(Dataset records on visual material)
· · · · ·

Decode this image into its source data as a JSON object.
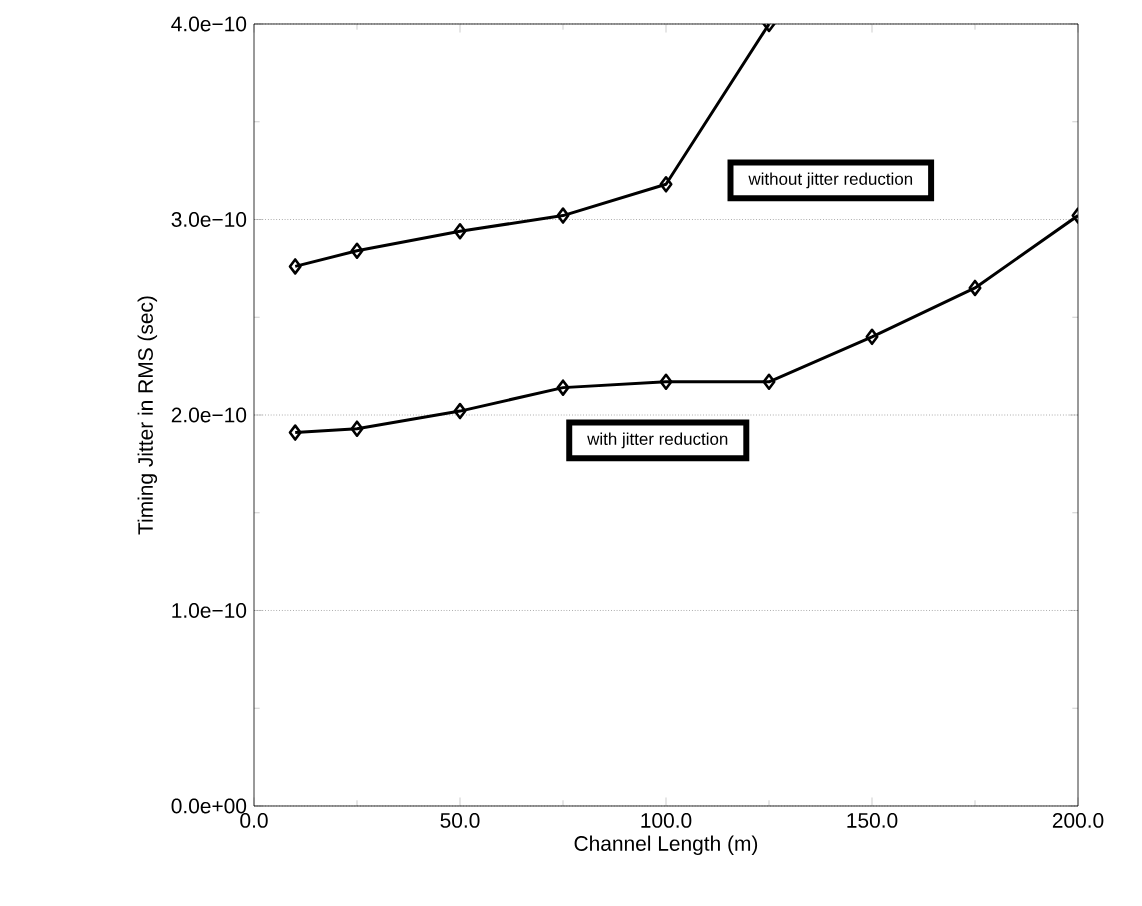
{
  "chart_data": {
    "type": "line",
    "xlabel": "Channel Length (m)",
    "ylabel": "Timing Jitter in RMS (sec)",
    "xlim": [
      0,
      200
    ],
    "ylim": [
      0,
      4e-10
    ],
    "xticks": [
      {
        "value": 0,
        "label": "0.0"
      },
      {
        "value": 50,
        "label": "50.0"
      },
      {
        "value": 100,
        "label": "100.0"
      },
      {
        "value": 150,
        "label": "150.0"
      },
      {
        "value": 200,
        "label": "200.0"
      }
    ],
    "yticks": [
      {
        "value": 0,
        "label": "0.0e+00"
      },
      {
        "value": 1e-10,
        "label": "1.0e−10"
      },
      {
        "value": 2e-10,
        "label": "2.0e−10"
      },
      {
        "value": 3e-10,
        "label": "3.0e−10"
      },
      {
        "value": 4e-10,
        "label": "4.0e−10"
      }
    ],
    "grid": "y",
    "marker": "diamond",
    "line_style": "solid",
    "legend": false,
    "series": [
      {
        "name": "without jitter reduction",
        "color": "#000000",
        "x": [
          10,
          25,
          50,
          75,
          100,
          125
        ],
        "values": [
          2.76e-10,
          2.84e-10,
          2.94e-10,
          3.02e-10,
          3.18e-10,
          4e-10
        ]
      },
      {
        "name": "with jitter reduction",
        "color": "#000000",
        "x": [
          10,
          25,
          50,
          75,
          100,
          125,
          150,
          175,
          200
        ],
        "values": [
          1.91e-10,
          1.93e-10,
          2.02e-10,
          2.14e-10,
          2.17e-10,
          2.17e-10,
          2.4e-10,
          2.65e-10,
          3.02e-10
        ]
      }
    ]
  }
}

· · · · ·

Given request | All records above are to be printed exactly, minus the pictures they contain.

The answer |
Decode this image into its source data as a JSON object.
{
  "chart_data": {
    "type": "line",
    "xlabel": "Channel Length (m)",
    "ylabel": "Timing Jitter in RMS (sec)",
    "xlim": [
      0,
      200
    ],
    "ylim": [
      0,
      4e-10
    ],
    "xticks": [
      {
        "value": 0,
        "label": "0.0"
      },
      {
        "value": 50,
        "label": "50.0"
      },
      {
        "value": 100,
        "label": "100.0"
      },
      {
        "value": 150,
        "label": "150.0"
      },
      {
        "value": 200,
        "label": "200.0"
      }
    ],
    "yticks": [
      {
        "value": 0,
        "label": "0.0e+00"
      },
      {
        "value": 1e-10,
        "label": "1.0e−10"
      },
      {
        "value": 2e-10,
        "label": "2.0e−10"
      },
      {
        "value": 3e-10,
        "label": "3.0e−10"
      },
      {
        "value": 4e-10,
        "label": "4.0e−10"
      }
    ],
    "grid": "y",
    "marker": "diamond",
    "line_style": "solid",
    "legend": false,
    "series": [
      {
        "name": "without jitter reduction",
        "color": "#000000",
        "x": [
          10,
          25,
          50,
          75,
          100,
          125
        ],
        "values": [
          2.76e-10,
          2.84e-10,
          2.94e-10,
          3.02e-10,
          3.18e-10,
          4e-10
        ]
      },
      {
        "name": "with jitter reduction",
        "color": "#000000",
        "x": [
          10,
          25,
          50,
          75,
          100,
          125,
          150,
          175,
          200
        ],
        "values": [
          1.91e-10,
          1.93e-10,
          2.02e-10,
          2.14e-10,
          2.17e-10,
          2.17e-10,
          2.4e-10,
          2.65e-10,
          3.02e-10
        ]
      }
    ]
  }
}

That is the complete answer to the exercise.